Work order. Each entry must be given again exactly; images do not belong in the copy.

Data shown.
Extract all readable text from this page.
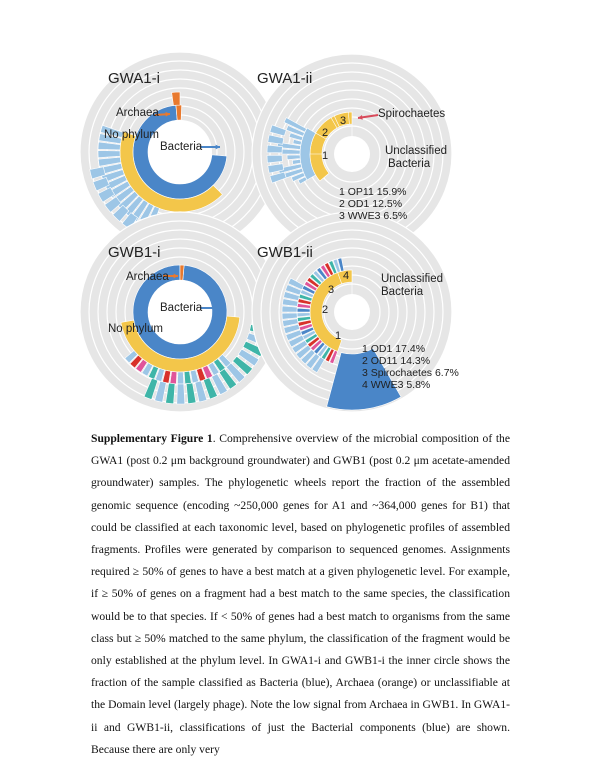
GWA1-i	GWA1-ii
GWB1-i	GWB1-ii
Archaea
No phylum
Bacteria
Spirochaetes
Unclassified
Bacteria
3
2
1
1 OP11 15.9%
2 OD1 12.5%
3 WWE3 6.5%
Archaea
Bacteria
No phylum
Unclassified
Bacteria
4
3
2
1
1 OD1 17.4%
2 OD11 14.3%
3 Spirochaetes 6.7%
4 WWE3 5.8%
Supplementary Figure 1. Comprehensive overview of the microbial composition of the GWA1 (post 0.2 μm background groundwater) and GWB1 (post 0.2 μm acetate-amended groundwater) samples. The phylogenetic wheels report the fraction of the assembled genomic sequence (encoding ~250,000 genes for A1 and ~364,000 genes for B1) that could be classified at each taxonomic level, based on phylogenetic profiles of assembled fragments. Profiles were generated by comparison to sequenced genomes. Assignments required ≥ 50% of genes to have a best match at a given phylogenetic level. For example, if ≥ 50% of genes on a fragment had a best match to the same species, the classification would be to that species. If < 50% of genes had a best match to organisms from the same class but ≥ 50% matched to the same phylum, the classification of the fragment would be only established at the phylum level. In GWA1-i and GWB1-i the inner circle shows the fraction of the sample classified as Bacteria (blue), Archaea (orange) or unclassifiable at the Domain level (largely phage). Note the low signal from Archaea in GWB1. In GWA1-ii and GWB1-ii, classifications of just the Bacterial components (blue) are shown. Because there are only very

Problem solution.
Extract all readable text from this page.
GWA1-i	GWA1-ii
GWB1-i	GWB1-ii
Archaea
No phylum
Bacteria
Spirochaetes
Unclassified
Bacteria
3
2
1
1 OP11 15.9%
2 OD1 12.5%
3 WWE3 6.5%
Archaea
Bacteria
No phylum
Unclassified
Bacteria
4
3
2
1
1 OD1 17.4%
2 OD11 14.3%
3 Spirochaetes 6.7%
4 WWE3 5.8%
Supplementary Figure 1. Comprehensive overview of the microbial composition of the GWA1 (post 0.2 μm background groundwater) and GWB1 (post 0.2 μm acetate-amended groundwater) samples. The phylogenetic wheels report the fraction of the assembled genomic sequence (encoding ~250,000 genes for A1 and ~364,000 genes for B1) that could be classified at each taxonomic level, based on phylogenetic profiles of assembled fragments. Profiles were generated by comparison to sequenced genomes. Assignments required ≥ 50% of genes to have a best match at a given phylogenetic level. For example, if ≥ 50% of genes on a fragment had a best match to the same species, the classification would be to that species. If < 50% of genes had a best match to organisms from the same class but ≥ 50% matched to the same phylum, the classification of the fragment would be only established at the phylum level. In GWA1-i and GWB1-i the inner circle shows the fraction of the sample classified as Bacteria (blue), Archaea (orange) or unclassifiable at the Domain level (largely phage). Note the low signal from Archaea in GWB1. In GWA1-ii and GWB1-ii, classifications of just the Bacterial components (blue) are shown. Because there are only very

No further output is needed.